╭─ MATERIAL FOR THE TASK

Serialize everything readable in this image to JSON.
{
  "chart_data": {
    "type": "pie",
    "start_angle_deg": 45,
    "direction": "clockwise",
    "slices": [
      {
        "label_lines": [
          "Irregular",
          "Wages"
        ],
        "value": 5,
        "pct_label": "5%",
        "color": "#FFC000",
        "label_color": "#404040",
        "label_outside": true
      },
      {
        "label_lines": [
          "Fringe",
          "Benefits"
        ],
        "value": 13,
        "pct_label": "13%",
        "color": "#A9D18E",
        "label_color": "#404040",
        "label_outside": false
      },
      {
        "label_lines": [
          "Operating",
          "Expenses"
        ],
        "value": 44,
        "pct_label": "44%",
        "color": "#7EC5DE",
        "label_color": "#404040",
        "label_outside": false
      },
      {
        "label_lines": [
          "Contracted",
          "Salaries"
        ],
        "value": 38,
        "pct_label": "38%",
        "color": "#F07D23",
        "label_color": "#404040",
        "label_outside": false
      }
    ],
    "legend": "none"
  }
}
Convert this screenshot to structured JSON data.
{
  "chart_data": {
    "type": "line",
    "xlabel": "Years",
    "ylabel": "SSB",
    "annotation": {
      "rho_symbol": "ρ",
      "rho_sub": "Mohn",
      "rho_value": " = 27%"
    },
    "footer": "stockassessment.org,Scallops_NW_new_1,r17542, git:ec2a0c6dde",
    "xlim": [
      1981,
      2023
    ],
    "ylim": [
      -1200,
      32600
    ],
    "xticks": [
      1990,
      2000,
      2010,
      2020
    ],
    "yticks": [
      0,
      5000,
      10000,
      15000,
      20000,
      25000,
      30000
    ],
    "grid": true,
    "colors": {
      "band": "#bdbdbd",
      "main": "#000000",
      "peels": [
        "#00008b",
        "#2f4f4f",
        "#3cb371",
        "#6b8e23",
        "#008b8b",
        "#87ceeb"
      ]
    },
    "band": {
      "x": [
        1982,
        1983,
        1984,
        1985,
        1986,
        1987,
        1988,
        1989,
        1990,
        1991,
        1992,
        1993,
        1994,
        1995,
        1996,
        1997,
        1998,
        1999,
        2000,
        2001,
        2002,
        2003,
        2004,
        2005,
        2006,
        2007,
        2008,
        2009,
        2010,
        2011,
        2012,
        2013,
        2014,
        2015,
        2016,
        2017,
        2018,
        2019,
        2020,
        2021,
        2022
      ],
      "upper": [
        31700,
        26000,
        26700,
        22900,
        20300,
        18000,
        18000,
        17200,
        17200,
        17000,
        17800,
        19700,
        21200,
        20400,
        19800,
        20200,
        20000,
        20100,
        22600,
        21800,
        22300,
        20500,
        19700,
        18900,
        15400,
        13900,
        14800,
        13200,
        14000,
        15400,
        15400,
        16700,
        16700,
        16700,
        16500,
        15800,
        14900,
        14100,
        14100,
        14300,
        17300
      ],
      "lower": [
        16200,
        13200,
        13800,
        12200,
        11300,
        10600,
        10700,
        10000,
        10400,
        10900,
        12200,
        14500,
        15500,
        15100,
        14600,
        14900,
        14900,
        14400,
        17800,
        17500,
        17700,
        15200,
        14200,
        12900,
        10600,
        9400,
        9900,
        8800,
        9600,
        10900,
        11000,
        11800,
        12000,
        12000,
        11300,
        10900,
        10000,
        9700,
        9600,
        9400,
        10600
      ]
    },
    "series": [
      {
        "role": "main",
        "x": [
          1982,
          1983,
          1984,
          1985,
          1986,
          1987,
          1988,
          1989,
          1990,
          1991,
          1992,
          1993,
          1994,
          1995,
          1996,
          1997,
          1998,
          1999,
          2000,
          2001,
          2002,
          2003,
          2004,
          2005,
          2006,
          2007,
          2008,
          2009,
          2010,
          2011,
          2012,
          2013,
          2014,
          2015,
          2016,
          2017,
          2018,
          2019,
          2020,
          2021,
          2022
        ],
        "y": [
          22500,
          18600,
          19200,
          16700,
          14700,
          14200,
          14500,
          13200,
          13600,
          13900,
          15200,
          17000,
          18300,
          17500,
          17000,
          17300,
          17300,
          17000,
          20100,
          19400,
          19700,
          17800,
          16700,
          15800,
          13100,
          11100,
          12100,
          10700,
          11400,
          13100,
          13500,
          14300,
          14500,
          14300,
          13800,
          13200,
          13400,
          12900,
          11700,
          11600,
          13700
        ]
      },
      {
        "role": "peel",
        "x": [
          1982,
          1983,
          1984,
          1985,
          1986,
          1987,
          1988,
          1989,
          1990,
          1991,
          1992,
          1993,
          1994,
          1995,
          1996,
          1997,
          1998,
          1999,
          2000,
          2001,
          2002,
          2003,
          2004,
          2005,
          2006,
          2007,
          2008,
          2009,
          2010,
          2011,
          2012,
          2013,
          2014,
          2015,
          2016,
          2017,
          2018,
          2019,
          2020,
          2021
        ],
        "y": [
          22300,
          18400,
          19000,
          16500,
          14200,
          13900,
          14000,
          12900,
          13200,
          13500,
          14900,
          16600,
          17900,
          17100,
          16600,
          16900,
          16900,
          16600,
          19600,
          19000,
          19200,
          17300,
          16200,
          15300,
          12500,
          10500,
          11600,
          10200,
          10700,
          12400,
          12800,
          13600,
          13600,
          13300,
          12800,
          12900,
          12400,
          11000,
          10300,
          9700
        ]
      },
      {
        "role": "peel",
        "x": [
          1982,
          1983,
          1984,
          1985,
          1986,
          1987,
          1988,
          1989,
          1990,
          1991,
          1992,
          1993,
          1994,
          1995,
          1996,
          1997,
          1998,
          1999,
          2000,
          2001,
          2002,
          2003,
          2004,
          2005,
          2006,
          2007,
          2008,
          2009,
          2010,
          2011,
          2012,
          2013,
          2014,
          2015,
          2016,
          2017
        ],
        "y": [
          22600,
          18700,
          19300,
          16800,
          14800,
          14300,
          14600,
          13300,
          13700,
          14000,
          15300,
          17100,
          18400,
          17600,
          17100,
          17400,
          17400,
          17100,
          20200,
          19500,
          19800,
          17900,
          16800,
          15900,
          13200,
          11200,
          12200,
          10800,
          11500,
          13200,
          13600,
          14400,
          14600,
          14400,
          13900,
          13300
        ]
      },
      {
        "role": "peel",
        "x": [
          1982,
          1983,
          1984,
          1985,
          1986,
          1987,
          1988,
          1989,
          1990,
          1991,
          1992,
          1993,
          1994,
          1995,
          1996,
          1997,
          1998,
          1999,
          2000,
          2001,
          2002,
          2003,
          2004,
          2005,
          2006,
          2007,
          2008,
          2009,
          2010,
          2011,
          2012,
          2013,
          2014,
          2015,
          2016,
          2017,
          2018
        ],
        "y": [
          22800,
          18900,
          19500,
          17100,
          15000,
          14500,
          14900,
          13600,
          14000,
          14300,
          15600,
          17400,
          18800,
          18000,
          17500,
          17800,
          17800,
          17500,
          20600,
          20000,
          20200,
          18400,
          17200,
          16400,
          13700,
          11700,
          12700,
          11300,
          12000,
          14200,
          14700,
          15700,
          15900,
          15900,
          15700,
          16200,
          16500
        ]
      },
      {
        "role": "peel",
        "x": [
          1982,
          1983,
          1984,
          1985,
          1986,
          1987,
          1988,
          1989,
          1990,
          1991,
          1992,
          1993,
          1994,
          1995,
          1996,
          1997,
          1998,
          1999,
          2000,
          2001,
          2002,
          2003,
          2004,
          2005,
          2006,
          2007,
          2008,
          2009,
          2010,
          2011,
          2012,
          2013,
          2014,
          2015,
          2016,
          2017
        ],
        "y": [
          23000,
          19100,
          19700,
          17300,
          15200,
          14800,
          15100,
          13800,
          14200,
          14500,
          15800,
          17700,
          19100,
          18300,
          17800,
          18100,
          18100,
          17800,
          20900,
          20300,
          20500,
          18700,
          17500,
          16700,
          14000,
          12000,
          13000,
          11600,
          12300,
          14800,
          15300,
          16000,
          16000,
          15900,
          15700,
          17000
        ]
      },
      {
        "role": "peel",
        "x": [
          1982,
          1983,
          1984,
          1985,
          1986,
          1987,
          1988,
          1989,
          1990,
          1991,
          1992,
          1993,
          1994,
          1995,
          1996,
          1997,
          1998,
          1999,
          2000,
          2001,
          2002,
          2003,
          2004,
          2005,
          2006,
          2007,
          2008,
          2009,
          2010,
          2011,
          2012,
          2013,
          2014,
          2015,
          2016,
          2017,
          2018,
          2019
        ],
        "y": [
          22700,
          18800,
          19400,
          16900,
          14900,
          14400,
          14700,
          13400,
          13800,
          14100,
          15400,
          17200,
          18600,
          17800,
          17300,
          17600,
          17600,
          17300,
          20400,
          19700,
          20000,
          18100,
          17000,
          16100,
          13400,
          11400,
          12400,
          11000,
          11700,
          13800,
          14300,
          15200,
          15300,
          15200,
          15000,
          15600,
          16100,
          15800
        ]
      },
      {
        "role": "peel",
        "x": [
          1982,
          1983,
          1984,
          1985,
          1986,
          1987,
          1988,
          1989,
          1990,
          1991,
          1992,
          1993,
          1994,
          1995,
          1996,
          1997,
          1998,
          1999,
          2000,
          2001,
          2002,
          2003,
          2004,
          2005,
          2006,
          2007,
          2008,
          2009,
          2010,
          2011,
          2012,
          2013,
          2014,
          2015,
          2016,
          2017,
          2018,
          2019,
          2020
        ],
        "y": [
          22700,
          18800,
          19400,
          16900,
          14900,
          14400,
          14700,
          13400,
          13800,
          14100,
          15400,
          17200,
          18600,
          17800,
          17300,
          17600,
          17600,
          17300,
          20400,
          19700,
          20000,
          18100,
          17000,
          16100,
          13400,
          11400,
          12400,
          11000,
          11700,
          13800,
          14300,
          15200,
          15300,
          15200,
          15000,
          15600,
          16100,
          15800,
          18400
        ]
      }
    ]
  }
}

╰─

* **PROBLEM**: Copy all lines above containing the string "this".

* **TASK SOLUTION**:
Serialize everything readable in this image to JSON.
Convert this screenshot to structured JSON data.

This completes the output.